## Begin RECORDED INFORMATION

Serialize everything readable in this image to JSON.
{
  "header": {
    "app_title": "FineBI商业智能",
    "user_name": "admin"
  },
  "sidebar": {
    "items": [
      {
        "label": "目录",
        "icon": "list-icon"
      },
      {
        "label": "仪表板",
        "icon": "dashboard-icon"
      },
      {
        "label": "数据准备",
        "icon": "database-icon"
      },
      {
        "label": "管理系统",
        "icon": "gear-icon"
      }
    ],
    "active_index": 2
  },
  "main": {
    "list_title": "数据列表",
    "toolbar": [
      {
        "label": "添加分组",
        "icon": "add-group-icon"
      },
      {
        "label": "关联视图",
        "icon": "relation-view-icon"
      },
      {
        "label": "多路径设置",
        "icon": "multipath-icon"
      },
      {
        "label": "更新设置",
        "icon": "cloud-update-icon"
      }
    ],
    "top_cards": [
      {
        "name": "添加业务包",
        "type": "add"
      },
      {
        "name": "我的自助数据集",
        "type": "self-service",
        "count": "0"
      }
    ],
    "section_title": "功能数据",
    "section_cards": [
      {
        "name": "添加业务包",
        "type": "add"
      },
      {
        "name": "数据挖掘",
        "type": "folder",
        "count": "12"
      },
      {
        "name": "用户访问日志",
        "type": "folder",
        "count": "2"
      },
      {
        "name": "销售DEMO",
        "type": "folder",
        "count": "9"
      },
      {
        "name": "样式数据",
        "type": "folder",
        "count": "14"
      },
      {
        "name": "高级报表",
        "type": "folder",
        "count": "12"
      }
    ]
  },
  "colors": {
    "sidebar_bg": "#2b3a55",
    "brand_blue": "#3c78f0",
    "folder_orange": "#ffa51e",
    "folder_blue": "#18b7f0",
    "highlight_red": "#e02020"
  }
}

## End RECORDED INFORMATION

=== WHAT YOU SHOULD DO ===
Repeat the listing above without any change.

=== PROBLEM SOLUTION ===
Serialize everything readable in this image to JSON.
{
  "header": {
    "app_title": "FineBI商业智能",
    "user_name": "admin"
  },
  "sidebar": {
    "items": [
      {
        "label": "目录",
        "icon": "list-icon"
      },
      {
        "label": "仪表板",
        "icon": "dashboard-icon"
      },
      {
        "label": "数据准备",
        "icon": "database-icon"
      },
      {
        "label": "管理系统",
        "icon": "gear-icon"
      }
    ],
    "active_index": 2
  },
  "main": {
    "list_title": "数据列表",
    "toolbar": [
      {
        "label": "添加分组",
        "icon": "add-group-icon"
      },
      {
        "label": "关联视图",
        "icon": "relation-view-icon"
      },
      {
        "label": "多路径设置",
        "icon": "multipath-icon"
      },
      {
        "label": "更新设置",
        "icon": "cloud-update-icon"
      }
    ],
    "top_cards": [
      {
        "name": "添加业务包",
        "type": "add"
      },
      {
        "name": "我的自助数据集",
        "type": "self-service",
        "count": "0"
      }
    ],
    "section_title": "功能数据",
    "section_cards": [
      {
        "name": "添加业务包",
        "type": "add"
      },
      {
        "name": "数据挖掘",
        "type": "folder",
        "count": "12"
      },
      {
        "name": "用户访问日志",
        "type": "folder",
        "count": "2"
      },
      {
        "name": "销售DEMO",
        "type": "folder",
        "count": "9"
      },
      {
        "name": "样式数据",
        "type": "folder",
        "count": "14"
      },
      {
        "name": "高级报表",
        "type": "folder",
        "count": "12"
      }
    ]
  },
  "colors": {
    "sidebar_bg": "#2b3a55",
    "brand_blue": "#3c78f0",
    "folder_orange": "#ffa51e",
    "folder_blue": "#18b7f0",
    "highlight_red": "#e02020"
  }
}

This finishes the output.